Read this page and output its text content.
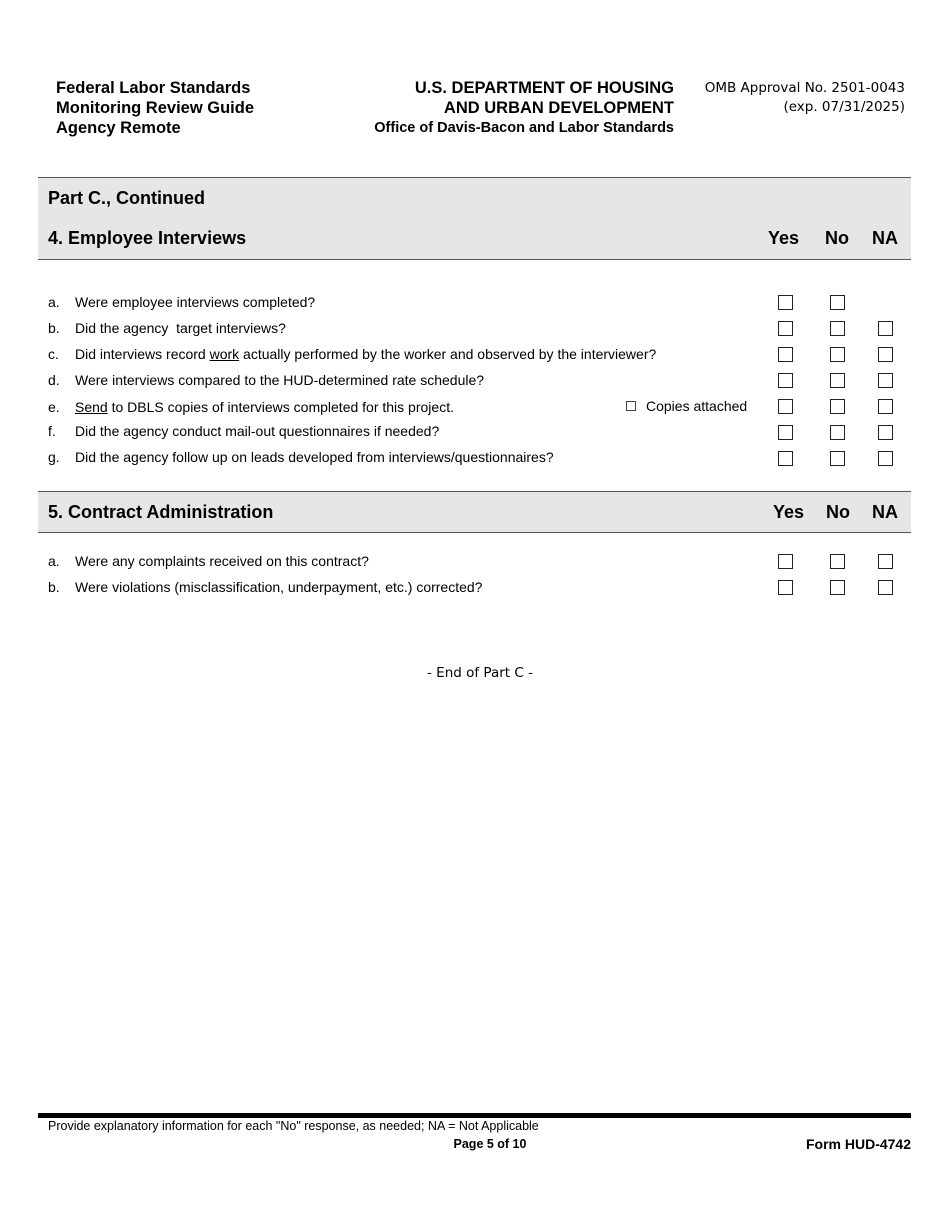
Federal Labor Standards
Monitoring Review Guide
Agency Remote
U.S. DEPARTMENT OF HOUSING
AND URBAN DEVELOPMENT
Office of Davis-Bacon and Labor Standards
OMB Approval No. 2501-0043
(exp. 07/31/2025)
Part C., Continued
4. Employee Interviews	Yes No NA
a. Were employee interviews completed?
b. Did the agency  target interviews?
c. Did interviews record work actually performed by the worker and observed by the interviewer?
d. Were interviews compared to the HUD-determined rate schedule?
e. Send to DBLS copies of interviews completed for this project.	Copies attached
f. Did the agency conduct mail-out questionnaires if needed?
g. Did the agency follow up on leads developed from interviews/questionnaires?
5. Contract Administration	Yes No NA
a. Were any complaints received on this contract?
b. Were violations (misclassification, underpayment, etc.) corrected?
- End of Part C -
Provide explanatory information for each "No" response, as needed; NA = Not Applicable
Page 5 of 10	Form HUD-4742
...
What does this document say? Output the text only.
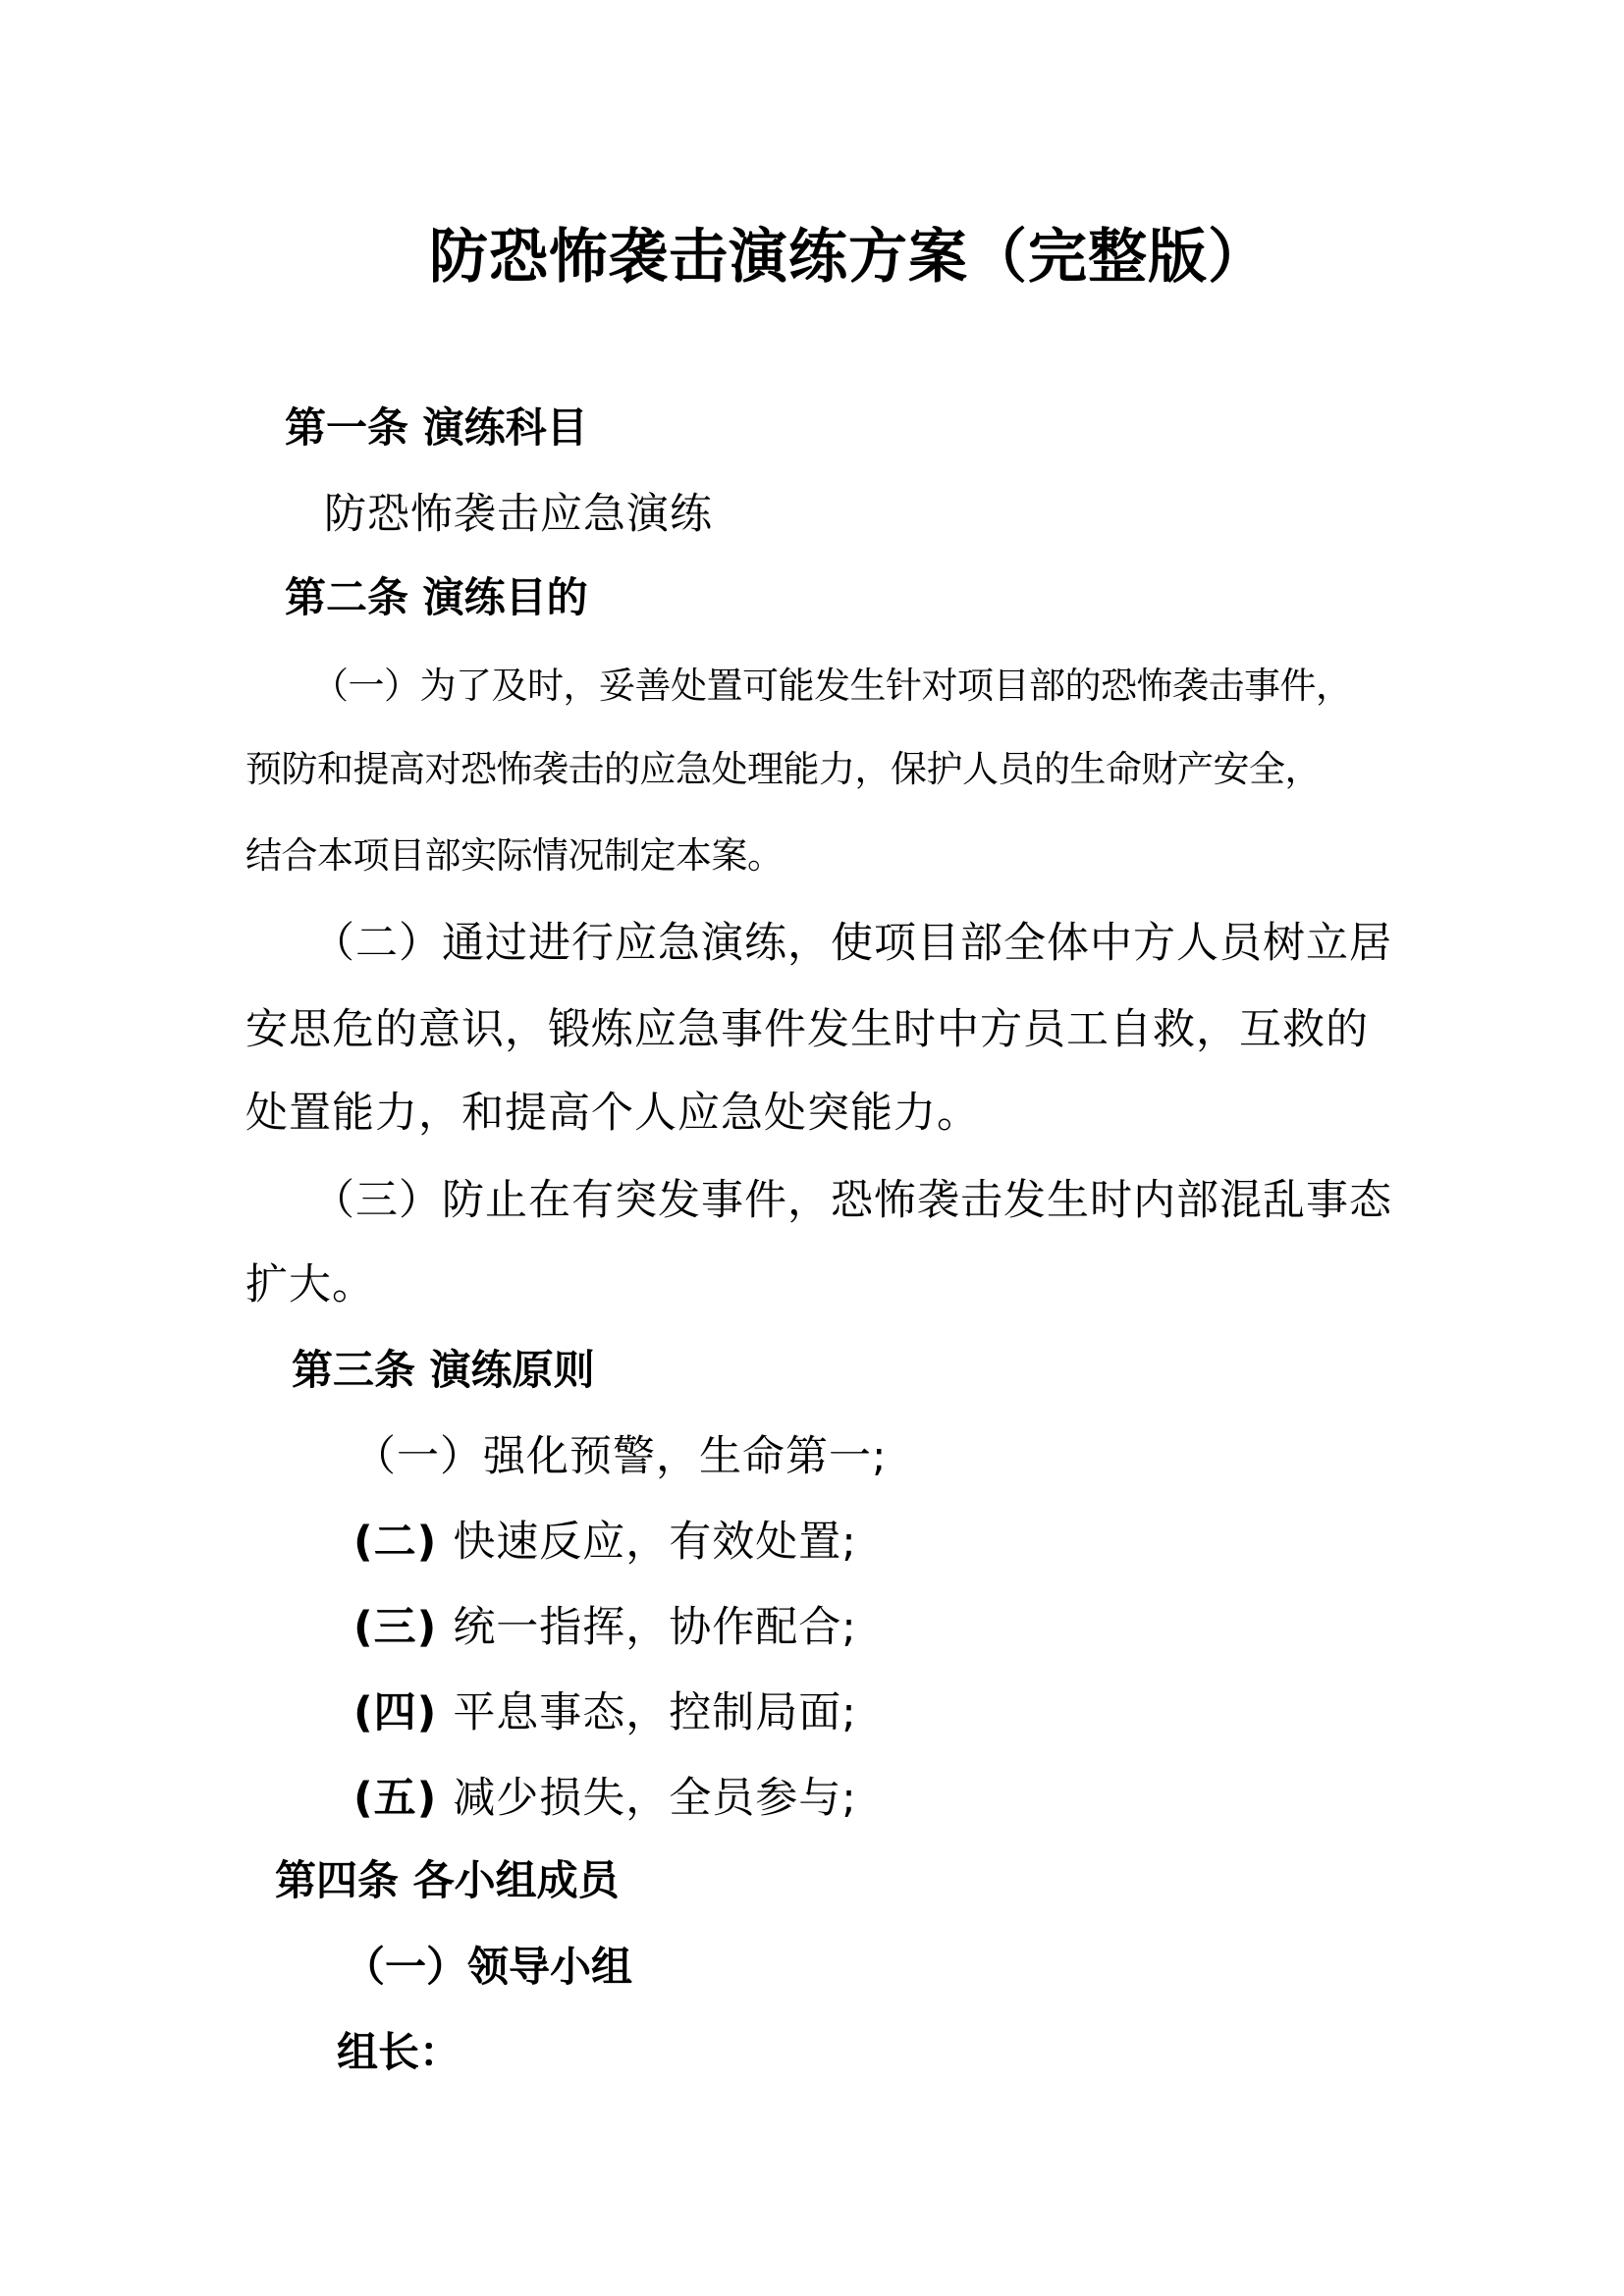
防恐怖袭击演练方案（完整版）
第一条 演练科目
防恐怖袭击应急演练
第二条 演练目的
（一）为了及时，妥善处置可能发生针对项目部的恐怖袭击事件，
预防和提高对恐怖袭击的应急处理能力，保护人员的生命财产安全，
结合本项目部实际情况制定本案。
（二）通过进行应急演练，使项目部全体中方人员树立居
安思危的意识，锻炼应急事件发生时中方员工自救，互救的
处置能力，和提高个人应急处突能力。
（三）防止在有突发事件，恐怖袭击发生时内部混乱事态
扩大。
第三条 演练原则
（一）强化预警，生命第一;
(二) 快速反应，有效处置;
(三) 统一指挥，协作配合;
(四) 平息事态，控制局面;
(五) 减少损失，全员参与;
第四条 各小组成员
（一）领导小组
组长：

§ **Task prompt**:
Pick out the lines above that hold the string "needed" and show them.

§ **Exercise output**:
f. Did the agency conduct mail-out questionnaires if needed?
Provide explanatory information for each "No" response, as needed; NA = Not Applicable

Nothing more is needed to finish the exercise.